_Aim of the task_
In the Aeschylus biography, can you substitute "verse" for "poetry" while writing out again the part that opens with the words containing "Considered the founder" and closes with "have survived intact."?

BORN: 524 BCE, Eleusis, Greece
DIED: 456 BCE, Gela, Italy
Persians (472 BCE)
Seven Against Thebes (467 BCE)
Oresteia (458 BCE)
Prometheus Bound (unknown)
Aeschylus. Aeschylus, photograph. AP Images.
Considered the founder of Greek tragedy, Aeschylus is said to have set the paradigm for the entire genre in Western literature. His tragedies, exemplified by such seminal works as Prometheus Bound and the Oresteia trilogy, are widely praised as thoughtful and profoundly moving translations of tremendous feelings into the sublime language of poetry. Unfortunately, only seven plays of Aeschylus have survived intact.
Works in Biographical and Historical Context
A Noble Family. Aeschylus, the son of Euphorion, was born in 524 BCE, of a noble family with Athenian citizenship in the deme, or village, of Eleusis. Not far from the growing city of Athens, Eleusis was sacred to the two goddesses of grain, Demeter and her daughter Persephone. It was also the center for the Eleusinian Mysteries, a principal mystery religion in ancient Greece. In 534, about ten years before Aeschylus was born, the Athenian dictator Peisistratus transferred the cult center of Dionysus Eleuthereus (‘‘of Eleutherae,’’ a village on the border of Attica) to downtown Athens, just south of the Acropolis. Here Peisistratus instituted an annual festival, the Great or City Dionysia, which included public performances where songs and dances by a chorus alternated with solo recitations by a poet. In each performance, poet and chorus explored themes from the Greek myths. Before the end of the century the satyr play, a mythological farce, was added to the festival, and tragedians competed for a prize for the best play. Aeschylus began competing in 498, but did not win his first victory at the City Dionysia until 484. The success he enjoyed as a playwright for most of the fifth century was won after years of failure. Aeschylus married and had two sons, Euphorion and Euaeon, both of whom became tragic poets.

_Data provided_
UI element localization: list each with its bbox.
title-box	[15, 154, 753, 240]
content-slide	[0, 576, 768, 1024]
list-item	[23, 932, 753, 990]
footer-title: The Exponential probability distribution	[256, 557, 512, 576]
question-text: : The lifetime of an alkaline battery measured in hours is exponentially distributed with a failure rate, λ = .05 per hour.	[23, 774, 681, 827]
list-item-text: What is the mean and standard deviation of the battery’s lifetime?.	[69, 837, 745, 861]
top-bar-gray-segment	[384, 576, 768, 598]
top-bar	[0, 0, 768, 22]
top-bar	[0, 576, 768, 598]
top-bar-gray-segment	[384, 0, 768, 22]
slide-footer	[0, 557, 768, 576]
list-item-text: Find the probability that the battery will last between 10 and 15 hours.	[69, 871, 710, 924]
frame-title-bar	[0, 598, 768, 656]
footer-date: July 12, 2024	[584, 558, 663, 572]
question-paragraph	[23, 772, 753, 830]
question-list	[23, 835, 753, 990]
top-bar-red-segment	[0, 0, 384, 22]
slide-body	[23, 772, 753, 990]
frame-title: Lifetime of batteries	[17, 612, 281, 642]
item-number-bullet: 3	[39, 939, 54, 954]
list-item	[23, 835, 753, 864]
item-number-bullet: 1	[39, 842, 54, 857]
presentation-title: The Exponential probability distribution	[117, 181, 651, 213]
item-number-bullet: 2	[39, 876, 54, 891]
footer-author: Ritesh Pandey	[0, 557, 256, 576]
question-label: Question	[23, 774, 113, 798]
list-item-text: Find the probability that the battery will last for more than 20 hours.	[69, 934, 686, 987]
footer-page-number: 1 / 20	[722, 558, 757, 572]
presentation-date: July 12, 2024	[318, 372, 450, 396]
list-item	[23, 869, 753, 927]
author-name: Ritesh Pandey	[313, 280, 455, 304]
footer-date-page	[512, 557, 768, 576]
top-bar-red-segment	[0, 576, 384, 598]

_Response_
Considered the founder of Greek tragedy, Aeschylus is said to have set the paradigm for the entire genre in Western literature. His tragedies, exemplified by such seminal works as Prometheus Bound and the Oresteia trilogy, are widely praised as thoughtful and profoundly moving translations of tremendous feelings into the sublime language of verse. Unfortunately, only seven plays of Aeschylus have survived intact.